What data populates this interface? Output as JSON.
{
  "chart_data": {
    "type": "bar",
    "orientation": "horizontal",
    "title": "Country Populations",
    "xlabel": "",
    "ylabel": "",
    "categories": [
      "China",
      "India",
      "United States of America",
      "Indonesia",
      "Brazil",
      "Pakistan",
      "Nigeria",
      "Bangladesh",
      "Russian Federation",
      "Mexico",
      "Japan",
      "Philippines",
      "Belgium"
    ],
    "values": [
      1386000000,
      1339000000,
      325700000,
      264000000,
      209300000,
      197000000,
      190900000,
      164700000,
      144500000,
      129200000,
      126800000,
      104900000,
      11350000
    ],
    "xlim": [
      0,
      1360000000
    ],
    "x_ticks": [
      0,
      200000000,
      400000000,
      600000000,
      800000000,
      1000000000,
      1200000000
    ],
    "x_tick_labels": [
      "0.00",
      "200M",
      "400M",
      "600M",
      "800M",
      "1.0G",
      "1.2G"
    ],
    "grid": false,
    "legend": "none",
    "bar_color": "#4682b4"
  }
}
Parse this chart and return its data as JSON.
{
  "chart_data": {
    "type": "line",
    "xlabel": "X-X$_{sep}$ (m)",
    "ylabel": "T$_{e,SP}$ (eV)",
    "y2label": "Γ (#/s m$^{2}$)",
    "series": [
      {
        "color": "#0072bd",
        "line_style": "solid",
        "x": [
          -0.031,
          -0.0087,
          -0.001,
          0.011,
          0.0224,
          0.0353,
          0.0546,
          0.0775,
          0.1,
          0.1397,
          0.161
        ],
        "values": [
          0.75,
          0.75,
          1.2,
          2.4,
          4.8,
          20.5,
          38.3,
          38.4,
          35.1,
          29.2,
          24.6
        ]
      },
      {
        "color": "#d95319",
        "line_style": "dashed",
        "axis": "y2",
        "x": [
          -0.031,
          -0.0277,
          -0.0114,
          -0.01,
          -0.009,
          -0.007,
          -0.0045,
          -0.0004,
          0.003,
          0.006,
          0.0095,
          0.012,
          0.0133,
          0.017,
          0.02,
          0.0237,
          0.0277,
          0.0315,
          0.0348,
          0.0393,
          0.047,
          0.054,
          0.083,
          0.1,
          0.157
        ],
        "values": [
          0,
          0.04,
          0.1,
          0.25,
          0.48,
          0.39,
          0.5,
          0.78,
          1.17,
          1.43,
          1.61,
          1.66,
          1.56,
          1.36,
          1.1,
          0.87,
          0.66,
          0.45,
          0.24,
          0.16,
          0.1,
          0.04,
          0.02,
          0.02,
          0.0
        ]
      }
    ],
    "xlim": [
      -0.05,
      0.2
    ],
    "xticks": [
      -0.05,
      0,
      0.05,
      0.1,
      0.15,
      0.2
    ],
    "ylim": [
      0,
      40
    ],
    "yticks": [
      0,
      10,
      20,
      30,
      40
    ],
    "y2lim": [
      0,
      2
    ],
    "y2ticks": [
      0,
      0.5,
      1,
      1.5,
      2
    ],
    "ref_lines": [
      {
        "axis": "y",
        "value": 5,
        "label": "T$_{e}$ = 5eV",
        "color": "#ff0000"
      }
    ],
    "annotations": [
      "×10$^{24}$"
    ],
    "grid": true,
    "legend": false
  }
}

◆ The task
Output the data above exactly, please, line for line.

◆ Exercise response
What data populates this interface? Output as JSON.
{
  "chart_data": {
    "type": "bar",
    "orientation": "horizontal",
    "title": "Country Populations",
    "xlabel": "",
    "ylabel": "",
    "categories": [
      "China",
      "India",
      "United States of America",
      "Indonesia",
      "Brazil",
      "Pakistan",
      "Nigeria",
      "Bangladesh",
      "Russian Federation",
      "Mexico",
      "Japan",
      "Philippines",
      "Belgium"
    ],
    "values": [
      1386000000,
      1339000000,
      325700000,
      264000000,
      209300000,
      197000000,
      190900000,
      164700000,
      144500000,
      129200000,
      126800000,
      104900000,
      11350000
    ],
    "xlim": [
      0,
      1360000000
    ],
    "x_ticks": [
      0,
      200000000,
      400000000,
      600000000,
      800000000,
      1000000000,
      1200000000
    ],
    "x_tick_labels": [
      "0.00",
      "200M",
      "400M",
      "600M",
      "800M",
      "1.0G",
      "1.2G"
    ],
    "grid": false,
    "legend": "none",
    "bar_color": "#4682b4"
  }
}
Parse this chart and return its data as JSON.
{
  "chart_data": {
    "type": "line",
    "xlabel": "X-X$_{sep}$ (m)",
    "ylabel": "T$_{e,SP}$ (eV)",
    "y2label": "Γ (#/s m$^{2}$)",
    "series": [
      {
        "color": "#0072bd",
        "line_style": "solid",
        "x": [
          -0.031,
          -0.0087,
          -0.001,
          0.011,
          0.0224,
          0.0353,
          0.0546,
          0.0775,
          0.1,
          0.1397,
          0.161
        ],
        "values": [
          0.75,
          0.75,
          1.2,
          2.4,
          4.8,
          20.5,
          38.3,
          38.4,
          35.1,
          29.2,
          24.6
        ]
      },
      {
        "color": "#d95319",
        "line_style": "dashed",
        "axis": "y2",
        "x": [
          -0.031,
          -0.0277,
          -0.0114,
          -0.01,
          -0.009,
          -0.007,
          -0.0045,
          -0.0004,
          0.003,
          0.006,
          0.0095,
          0.012,
          0.0133,
          0.017,
          0.02,
          0.0237,
          0.0277,
          0.0315,
          0.0348,
          0.0393,
          0.047,
          0.054,
          0.083,
          0.1,
          0.157
        ],
        "values": [
          0,
          0.04,
          0.1,
          0.25,
          0.48,
          0.39,
          0.5,
          0.78,
          1.17,
          1.43,
          1.61,
          1.66,
          1.56,
          1.36,
          1.1,
          0.87,
          0.66,
          0.45,
          0.24,
          0.16,
          0.1,
          0.04,
          0.02,
          0.02,
          0.0
        ]
      }
    ],
    "xlim": [
      -0.05,
      0.2
    ],
    "xticks": [
      -0.05,
      0,
      0.05,
      0.1,
      0.15,
      0.2
    ],
    "ylim": [
      0,
      40
    ],
    "yticks": [
      0,
      10,
      20,
      30,
      40
    ],
    "y2lim": [
      0,
      2
    ],
    "y2ticks": [
      0,
      0.5,
      1,
      1.5,
      2
    ],
    "ref_lines": [
      {
        "axis": "y",
        "value": 5,
        "label": "T$_{e}$ = 5eV",
        "color": "#ff0000"
      }
    ],
    "annotations": [
      "×10$^{24}$"
    ],
    "grid": true,
    "legend": false
  }
}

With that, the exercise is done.